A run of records
-- Begin --
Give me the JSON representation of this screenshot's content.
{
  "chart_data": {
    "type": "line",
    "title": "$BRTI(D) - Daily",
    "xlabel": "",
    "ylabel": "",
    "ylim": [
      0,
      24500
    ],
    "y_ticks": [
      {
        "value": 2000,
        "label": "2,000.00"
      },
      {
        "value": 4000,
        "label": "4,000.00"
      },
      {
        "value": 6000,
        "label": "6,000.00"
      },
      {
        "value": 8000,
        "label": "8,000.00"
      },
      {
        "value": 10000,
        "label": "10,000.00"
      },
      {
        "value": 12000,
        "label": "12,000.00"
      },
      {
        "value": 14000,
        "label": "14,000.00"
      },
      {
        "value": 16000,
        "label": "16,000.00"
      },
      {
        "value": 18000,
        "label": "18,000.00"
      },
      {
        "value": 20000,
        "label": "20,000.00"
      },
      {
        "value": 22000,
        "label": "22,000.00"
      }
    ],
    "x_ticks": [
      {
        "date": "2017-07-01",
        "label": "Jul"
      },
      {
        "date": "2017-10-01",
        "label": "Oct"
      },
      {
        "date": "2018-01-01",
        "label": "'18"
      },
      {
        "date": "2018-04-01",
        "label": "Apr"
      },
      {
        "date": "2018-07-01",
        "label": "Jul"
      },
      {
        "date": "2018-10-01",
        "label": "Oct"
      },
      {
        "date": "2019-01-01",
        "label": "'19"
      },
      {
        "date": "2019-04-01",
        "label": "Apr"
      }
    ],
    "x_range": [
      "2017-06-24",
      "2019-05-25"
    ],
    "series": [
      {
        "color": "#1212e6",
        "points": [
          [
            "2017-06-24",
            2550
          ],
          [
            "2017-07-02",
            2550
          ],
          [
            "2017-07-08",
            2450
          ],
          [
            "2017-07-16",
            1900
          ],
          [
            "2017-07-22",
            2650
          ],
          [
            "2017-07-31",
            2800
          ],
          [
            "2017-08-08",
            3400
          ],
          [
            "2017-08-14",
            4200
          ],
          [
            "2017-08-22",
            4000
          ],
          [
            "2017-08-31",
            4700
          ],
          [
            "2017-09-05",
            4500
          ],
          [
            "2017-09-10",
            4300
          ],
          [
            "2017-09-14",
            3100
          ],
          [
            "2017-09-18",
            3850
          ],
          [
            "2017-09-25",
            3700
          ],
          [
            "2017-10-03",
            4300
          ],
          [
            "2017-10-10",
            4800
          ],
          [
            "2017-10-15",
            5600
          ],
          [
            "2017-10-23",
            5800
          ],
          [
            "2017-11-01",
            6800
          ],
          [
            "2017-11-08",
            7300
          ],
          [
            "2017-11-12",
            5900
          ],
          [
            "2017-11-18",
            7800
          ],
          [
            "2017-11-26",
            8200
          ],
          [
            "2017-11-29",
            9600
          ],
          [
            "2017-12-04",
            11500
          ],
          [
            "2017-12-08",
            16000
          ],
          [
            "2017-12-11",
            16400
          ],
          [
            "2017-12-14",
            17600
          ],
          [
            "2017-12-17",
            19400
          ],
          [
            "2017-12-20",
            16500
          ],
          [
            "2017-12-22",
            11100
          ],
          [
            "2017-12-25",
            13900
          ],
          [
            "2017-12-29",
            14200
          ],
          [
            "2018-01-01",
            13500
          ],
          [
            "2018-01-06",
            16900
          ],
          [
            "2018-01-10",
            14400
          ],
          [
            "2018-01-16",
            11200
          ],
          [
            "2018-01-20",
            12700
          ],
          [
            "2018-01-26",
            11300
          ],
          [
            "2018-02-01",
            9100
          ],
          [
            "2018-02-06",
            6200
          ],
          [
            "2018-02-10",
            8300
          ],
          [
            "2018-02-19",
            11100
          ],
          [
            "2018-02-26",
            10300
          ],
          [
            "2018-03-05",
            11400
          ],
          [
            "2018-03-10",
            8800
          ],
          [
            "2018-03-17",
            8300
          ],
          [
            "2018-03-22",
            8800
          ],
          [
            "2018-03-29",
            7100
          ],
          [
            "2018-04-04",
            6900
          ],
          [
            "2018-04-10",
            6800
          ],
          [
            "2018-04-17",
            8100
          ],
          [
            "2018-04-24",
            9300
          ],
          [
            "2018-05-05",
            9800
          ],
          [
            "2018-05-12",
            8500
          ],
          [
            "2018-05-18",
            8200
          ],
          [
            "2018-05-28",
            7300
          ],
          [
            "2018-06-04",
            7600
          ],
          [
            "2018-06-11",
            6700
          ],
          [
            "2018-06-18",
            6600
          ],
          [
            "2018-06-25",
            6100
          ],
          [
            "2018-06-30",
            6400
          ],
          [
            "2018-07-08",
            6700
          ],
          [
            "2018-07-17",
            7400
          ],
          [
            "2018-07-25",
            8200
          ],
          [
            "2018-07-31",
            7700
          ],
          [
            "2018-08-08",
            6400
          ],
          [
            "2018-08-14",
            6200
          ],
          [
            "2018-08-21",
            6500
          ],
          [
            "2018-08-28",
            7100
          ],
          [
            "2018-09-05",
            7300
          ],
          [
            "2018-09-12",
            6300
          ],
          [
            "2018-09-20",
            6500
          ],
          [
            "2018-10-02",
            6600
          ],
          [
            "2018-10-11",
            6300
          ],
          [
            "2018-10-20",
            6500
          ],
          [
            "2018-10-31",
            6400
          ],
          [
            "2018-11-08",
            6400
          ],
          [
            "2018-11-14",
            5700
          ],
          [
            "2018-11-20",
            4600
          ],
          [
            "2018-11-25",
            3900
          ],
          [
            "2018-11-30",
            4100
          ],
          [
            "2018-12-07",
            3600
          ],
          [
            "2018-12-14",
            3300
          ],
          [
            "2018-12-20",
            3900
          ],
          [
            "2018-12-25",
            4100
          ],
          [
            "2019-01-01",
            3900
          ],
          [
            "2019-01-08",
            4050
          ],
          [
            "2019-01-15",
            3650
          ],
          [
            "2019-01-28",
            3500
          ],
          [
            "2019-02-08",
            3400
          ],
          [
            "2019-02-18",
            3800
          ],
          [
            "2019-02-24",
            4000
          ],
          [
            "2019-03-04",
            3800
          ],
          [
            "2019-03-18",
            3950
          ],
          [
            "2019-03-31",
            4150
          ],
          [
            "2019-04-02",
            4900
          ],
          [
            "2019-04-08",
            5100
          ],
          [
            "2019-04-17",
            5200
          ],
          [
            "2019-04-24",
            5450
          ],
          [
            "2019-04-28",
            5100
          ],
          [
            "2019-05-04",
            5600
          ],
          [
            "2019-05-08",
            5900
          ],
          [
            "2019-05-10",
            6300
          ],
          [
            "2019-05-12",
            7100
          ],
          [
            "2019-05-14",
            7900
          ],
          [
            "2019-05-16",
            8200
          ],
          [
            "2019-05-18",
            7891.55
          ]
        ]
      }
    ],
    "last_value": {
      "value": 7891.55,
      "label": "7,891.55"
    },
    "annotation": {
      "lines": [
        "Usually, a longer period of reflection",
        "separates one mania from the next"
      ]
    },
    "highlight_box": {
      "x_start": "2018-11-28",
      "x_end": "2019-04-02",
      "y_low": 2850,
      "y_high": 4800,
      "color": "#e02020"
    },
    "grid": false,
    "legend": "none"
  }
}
-- End --
**Goal of the exercise**
Please set down the whole listing above without altering a single line.

**Answer for the task**
Give me the JSON representation of this screenshot's content.
{
  "chart_data": {
    "type": "line",
    "title": "$BRTI(D) - Daily",
    "xlabel": "",
    "ylabel": "",
    "ylim": [
      0,
      24500
    ],
    "y_ticks": [
      {
        "value": 2000,
        "label": "2,000.00"
      },
      {
        "value": 4000,
        "label": "4,000.00"
      },
      {
        "value": 6000,
        "label": "6,000.00"
      },
      {
        "value": 8000,
        "label": "8,000.00"
      },
      {
        "value": 10000,
        "label": "10,000.00"
      },
      {
        "value": 12000,
        "label": "12,000.00"
      },
      {
        "value": 14000,
        "label": "14,000.00"
      },
      {
        "value": 16000,
        "label": "16,000.00"
      },
      {
        "value": 18000,
        "label": "18,000.00"
      },
      {
        "value": 20000,
        "label": "20,000.00"
      },
      {
        "value": 22000,
        "label": "22,000.00"
      }
    ],
    "x_ticks": [
      {
        "date": "2017-07-01",
        "label": "Jul"
      },
      {
        "date": "2017-10-01",
        "label": "Oct"
      },
      {
        "date": "2018-01-01",
        "label": "'18"
      },
      {
        "date": "2018-04-01",
        "label": "Apr"
      },
      {
        "date": "2018-07-01",
        "label": "Jul"
      },
      {
        "date": "2018-10-01",
        "label": "Oct"
      },
      {
        "date": "2019-01-01",
        "label": "'19"
      },
      {
        "date": "2019-04-01",
        "label": "Apr"
      }
    ],
    "x_range": [
      "2017-06-24",
      "2019-05-25"
    ],
    "series": [
      {
        "color": "#1212e6",
        "points": [
          [
            "2017-06-24",
            2550
          ],
          [
            "2017-07-02",
            2550
          ],
          [
            "2017-07-08",
            2450
          ],
          [
            "2017-07-16",
            1900
          ],
          [
            "2017-07-22",
            2650
          ],
          [
            "2017-07-31",
            2800
          ],
          [
            "2017-08-08",
            3400
          ],
          [
            "2017-08-14",
            4200
          ],
          [
            "2017-08-22",
            4000
          ],
          [
            "2017-08-31",
            4700
          ],
          [
            "2017-09-05",
            4500
          ],
          [
            "2017-09-10",
            4300
          ],
          [
            "2017-09-14",
            3100
          ],
          [
            "2017-09-18",
            3850
          ],
          [
            "2017-09-25",
            3700
          ],
          [
            "2017-10-03",
            4300
          ],
          [
            "2017-10-10",
            4800
          ],
          [
            "2017-10-15",
            5600
          ],
          [
            "2017-10-23",
            5800
          ],
          [
            "2017-11-01",
            6800
          ],
          [
            "2017-11-08",
            7300
          ],
          [
            "2017-11-12",
            5900
          ],
          [
            "2017-11-18",
            7800
          ],
          [
            "2017-11-26",
            8200
          ],
          [
            "2017-11-29",
            9600
          ],
          [
            "2017-12-04",
            11500
          ],
          [
            "2017-12-08",
            16000
          ],
          [
            "2017-12-11",
            16400
          ],
          [
            "2017-12-14",
            17600
          ],
          [
            "2017-12-17",
            19400
          ],
          [
            "2017-12-20",
            16500
          ],
          [
            "2017-12-22",
            11100
          ],
          [
            "2017-12-25",
            13900
          ],
          [
            "2017-12-29",
            14200
          ],
          [
            "2018-01-01",
            13500
          ],
          [
            "2018-01-06",
            16900
          ],
          [
            "2018-01-10",
            14400
          ],
          [
            "2018-01-16",
            11200
          ],
          [
            "2018-01-20",
            12700
          ],
          [
            "2018-01-26",
            11300
          ],
          [
            "2018-02-01",
            9100
          ],
          [
            "2018-02-06",
            6200
          ],
          [
            "2018-02-10",
            8300
          ],
          [
            "2018-02-19",
            11100
          ],
          [
            "2018-02-26",
            10300
          ],
          [
            "2018-03-05",
            11400
          ],
          [
            "2018-03-10",
            8800
          ],
          [
            "2018-03-17",
            8300
          ],
          [
            "2018-03-22",
            8800
          ],
          [
            "2018-03-29",
            7100
          ],
          [
            "2018-04-04",
            6900
          ],
          [
            "2018-04-10",
            6800
          ],
          [
            "2018-04-17",
            8100
          ],
          [
            "2018-04-24",
            9300
          ],
          [
            "2018-05-05",
            9800
          ],
          [
            "2018-05-12",
            8500
          ],
          [
            "2018-05-18",
            8200
          ],
          [
            "2018-05-28",
            7300
          ],
          [
            "2018-06-04",
            7600
          ],
          [
            "2018-06-11",
            6700
          ],
          [
            "2018-06-18",
            6600
          ],
          [
            "2018-06-25",
            6100
          ],
          [
            "2018-06-30",
            6400
          ],
          [
            "2018-07-08",
            6700
          ],
          [
            "2018-07-17",
            7400
          ],
          [
            "2018-07-25",
            8200
          ],
          [
            "2018-07-31",
            7700
          ],
          [
            "2018-08-08",
            6400
          ],
          [
            "2018-08-14",
            6200
          ],
          [
            "2018-08-21",
            6500
          ],
          [
            "2018-08-28",
            7100
          ],
          [
            "2018-09-05",
            7300
          ],
          [
            "2018-09-12",
            6300
          ],
          [
            "2018-09-20",
            6500
          ],
          [
            "2018-10-02",
            6600
          ],
          [
            "2018-10-11",
            6300
          ],
          [
            "2018-10-20",
            6500
          ],
          [
            "2018-10-31",
            6400
          ],
          [
            "2018-11-08",
            6400
          ],
          [
            "2018-11-14",
            5700
          ],
          [
            "2018-11-20",
            4600
          ],
          [
            "2018-11-25",
            3900
          ],
          [
            "2018-11-30",
            4100
          ],
          [
            "2018-12-07",
            3600
          ],
          [
            "2018-12-14",
            3300
          ],
          [
            "2018-12-20",
            3900
          ],
          [
            "2018-12-25",
            4100
          ],
          [
            "2019-01-01",
            3900
          ],
          [
            "2019-01-08",
            4050
          ],
          [
            "2019-01-15",
            3650
          ],
          [
            "2019-01-28",
            3500
          ],
          [
            "2019-02-08",
            3400
          ],
          [
            "2019-02-18",
            3800
          ],
          [
            "2019-02-24",
            4000
          ],
          [
            "2019-03-04",
            3800
          ],
          [
            "2019-03-18",
            3950
          ],
          [
            "2019-03-31",
            4150
          ],
          [
            "2019-04-02",
            4900
          ],
          [
            "2019-04-08",
            5100
          ],
          [
            "2019-04-17",
            5200
          ],
          [
            "2019-04-24",
            5450
          ],
          [
            "2019-04-28",
            5100
          ],
          [
            "2019-05-04",
            5600
          ],
          [
            "2019-05-08",
            5900
          ],
          [
            "2019-05-10",
            6300
          ],
          [
            "2019-05-12",
            7100
          ],
          [
            "2019-05-14",
            7900
          ],
          [
            "2019-05-16",
            8200
          ],
          [
            "2019-05-18",
            7891.55
          ]
        ]
      }
    ],
    "last_value": {
      "value": 7891.55,
      "label": "7,891.55"
    },
    "annotation": {
      "lines": [
        "Usually, a longer period of reflection",
        "separates one mania from the next"
      ]
    },
    "highlight_box": {
      "x_start": "2018-11-28",
      "x_end": "2019-04-02",
      "y_low": 2850,
      "y_high": 4800,
      "color": "#e02020"
    },
    "grid": false,
    "legend": "none"
  }
}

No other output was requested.